(Element-and-box listings)
☆ ☆ ☆ ☆ ☆ ☆ ☆

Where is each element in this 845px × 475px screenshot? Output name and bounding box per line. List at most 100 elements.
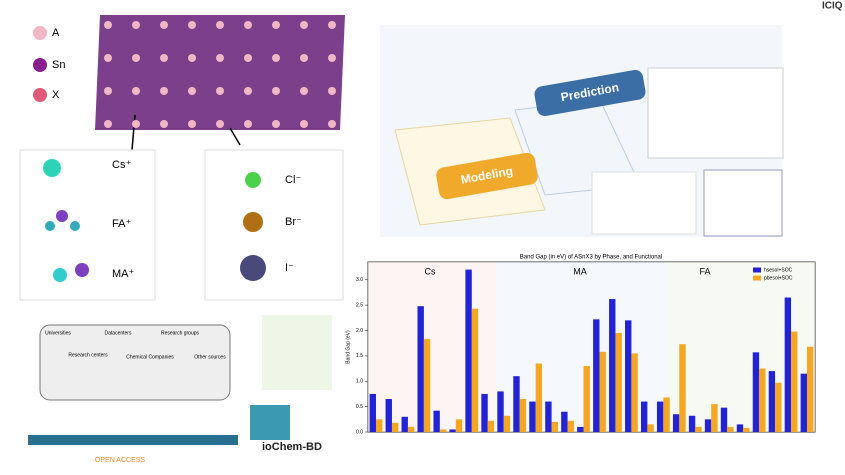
group-label: MA xyxy=(573,266,587,276)
y-tick-label: 1.0 xyxy=(356,379,363,385)
bar xyxy=(775,382,782,432)
legend-x: X xyxy=(52,89,60,101)
bar xyxy=(672,414,680,432)
y-tick-label: 1.5 xyxy=(356,353,363,359)
bar xyxy=(704,419,712,432)
crystal-atom xyxy=(328,120,336,128)
bar xyxy=(743,427,750,432)
crystal-atom xyxy=(300,54,308,62)
cation-box xyxy=(19,149,156,301)
bar xyxy=(369,393,376,432)
legend-swatch xyxy=(753,275,761,281)
crystal-atom xyxy=(160,87,168,95)
bar xyxy=(599,351,606,432)
bar xyxy=(577,426,584,432)
bar xyxy=(736,424,744,432)
crystal-atom xyxy=(132,21,140,29)
bar xyxy=(752,352,760,432)
bar xyxy=(631,353,638,432)
fa-icon xyxy=(45,210,80,231)
bar xyxy=(768,371,776,432)
crystal-atom xyxy=(216,87,224,95)
bar xyxy=(375,419,383,432)
legend-sn: Sn xyxy=(52,59,65,71)
bar xyxy=(471,308,479,432)
prediction-block xyxy=(534,69,646,117)
bar xyxy=(481,393,488,432)
crystal-atom xyxy=(244,120,252,128)
y-tick-label: 0.5 xyxy=(356,404,363,410)
cs-icon xyxy=(43,159,61,177)
bar xyxy=(391,422,399,432)
source: Universities xyxy=(45,330,71,336)
bar xyxy=(583,366,590,432)
bar xyxy=(609,299,616,432)
arrow xyxy=(229,127,241,146)
legend-a: A xyxy=(52,27,60,39)
crystal-atom xyxy=(188,54,196,62)
crystal-atom xyxy=(272,54,280,62)
bar xyxy=(800,373,808,432)
band-structure xyxy=(647,67,784,159)
cation: Cs⁺ xyxy=(112,159,131,171)
absorption-plot xyxy=(703,169,783,237)
bar xyxy=(807,346,814,432)
bar xyxy=(487,420,495,432)
anion: Cl⁻ xyxy=(285,174,301,186)
bar xyxy=(656,401,664,432)
exciton-plot xyxy=(591,171,697,235)
bar xyxy=(561,411,568,432)
bar xyxy=(615,333,622,432)
crystal-atom xyxy=(244,21,252,29)
modeling-block xyxy=(436,152,538,200)
bar xyxy=(417,306,424,432)
source: Chemical Companies xyxy=(126,354,174,360)
crystal-atom xyxy=(132,87,140,95)
bar xyxy=(513,376,520,432)
y-tick-label: 2.5 xyxy=(356,302,363,308)
bar xyxy=(433,410,440,432)
anion: I⁻ xyxy=(285,262,294,274)
logo: ICIQ xyxy=(822,1,843,12)
sources-panel xyxy=(39,324,231,401)
bar xyxy=(551,421,558,432)
crystal-atom xyxy=(132,54,140,62)
bar xyxy=(593,319,600,432)
bar xyxy=(784,297,792,432)
cubes xyxy=(250,405,290,440)
crystal-atom xyxy=(188,21,196,29)
bar xyxy=(711,404,718,432)
crystal-atom xyxy=(104,87,112,95)
open-access: OPEN ACCESS xyxy=(95,457,146,464)
bar xyxy=(407,426,415,432)
crystal-atom xyxy=(328,87,336,95)
crystal-atom xyxy=(328,21,336,29)
bar xyxy=(679,344,686,432)
bar xyxy=(535,363,543,432)
group-label: FA xyxy=(699,266,710,276)
bar xyxy=(529,401,536,432)
crystal-atom xyxy=(188,87,196,95)
bar xyxy=(519,399,527,432)
source: Other sources xyxy=(194,354,226,360)
crystal-atom xyxy=(272,87,280,95)
bar xyxy=(647,424,654,432)
bar xyxy=(439,429,447,432)
bar xyxy=(640,401,648,432)
crystal-atom xyxy=(132,120,140,128)
data-bar xyxy=(28,435,238,445)
crystal-atom xyxy=(104,120,112,128)
chart-title: Band Gap (in eV) of ASnX3 by Phase, and … xyxy=(520,255,662,261)
crystal-atom xyxy=(104,54,112,62)
legend-label: hsesol+SOC xyxy=(764,267,793,273)
i-icon xyxy=(240,255,266,281)
y-axis-label: Band Gap (eV) xyxy=(345,330,351,364)
crystal-atom xyxy=(272,120,280,128)
bar xyxy=(663,397,670,432)
br-icon xyxy=(243,212,263,232)
legend-swatch xyxy=(753,267,761,273)
source: Research centers xyxy=(68,352,108,358)
crystal xyxy=(95,15,345,130)
bar xyxy=(545,401,552,432)
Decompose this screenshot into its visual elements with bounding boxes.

☆ ☆ ☆ ☆ ☆ ☆ ☆

• [WHAT THE EXERCISE ASKS] Retype the lines of the entries above, starting at the line containing "group-label: MA xyxy=(573,266,587,276)" and ending at the line containing "bar xyxy=(551,421,558,432)", both included.

• [TASK ANSWER]
group-label: MA xyxy=(573,266,587,276)
y-tick-label: 1.0 xyxy=(356,379,363,385)
bar xyxy=(775,382,782,432)
legend-x: X xyxy=(52,89,60,101)
bar xyxy=(672,414,680,432)
y-tick-label: 1.5 xyxy=(356,353,363,359)
bar xyxy=(704,419,712,432)
crystal-atom xyxy=(328,120,336,128)
bar xyxy=(743,427,750,432)
crystal-atom xyxy=(300,54,308,62)
cation-box xyxy=(19,149,156,301)
bar xyxy=(369,393,376,432)
legend-swatch xyxy=(753,275,761,281)
crystal-atom xyxy=(160,87,168,95)
bar xyxy=(599,351,606,432)
bar xyxy=(577,426,584,432)
bar xyxy=(736,424,744,432)
crystal-atom xyxy=(132,21,140,29)
bar xyxy=(752,352,760,432)
bar xyxy=(631,353,638,432)
fa-icon xyxy=(45,210,80,231)
bar xyxy=(768,371,776,432)
crystal-atom xyxy=(216,87,224,95)
bar xyxy=(375,419,383,432)
legend-sn: Sn xyxy=(52,59,65,71)
bar xyxy=(471,308,479,432)
prediction-block xyxy=(534,69,646,117)
bar xyxy=(481,393,488,432)
crystal-atom xyxy=(244,120,252,128)
y-tick-label: 0.5 xyxy=(356,404,363,410)
cs-icon xyxy=(43,159,61,177)
bar xyxy=(391,422,399,432)
source: Universities xyxy=(45,330,71,336)
bar xyxy=(583,366,590,432)
bar xyxy=(609,299,616,432)
arrow xyxy=(229,127,241,146)
legend-a: A xyxy=(52,27,60,39)
crystal-atom xyxy=(188,54,196,62)
crystal-atom xyxy=(272,54,280,62)
bar xyxy=(800,373,808,432)
band-structure xyxy=(647,67,784,159)
cation: Cs⁺ xyxy=(112,159,131,171)
absorption-plot xyxy=(703,169,783,237)
bar xyxy=(807,346,814,432)
bar xyxy=(487,420,495,432)
anion: Cl⁻ xyxy=(285,174,301,186)
bar xyxy=(656,401,664,432)
exciton-plot xyxy=(591,171,697,235)
bar xyxy=(561,411,568,432)
bar xyxy=(615,333,622,432)
crystal-atom xyxy=(244,21,252,29)
modeling-block xyxy=(436,152,538,200)
bar xyxy=(417,306,424,432)
source: Chemical Companies xyxy=(126,354,174,360)
crystal-atom xyxy=(132,87,140,95)
bar xyxy=(513,376,520,432)
y-tick-label: 2.5 xyxy=(356,302,363,308)
bar xyxy=(433,410,440,432)
anion: I⁻ xyxy=(285,262,294,274)
logo: ICIQ xyxy=(822,1,843,12)
sources-panel xyxy=(39,324,231,401)
bar xyxy=(551,421,558,432)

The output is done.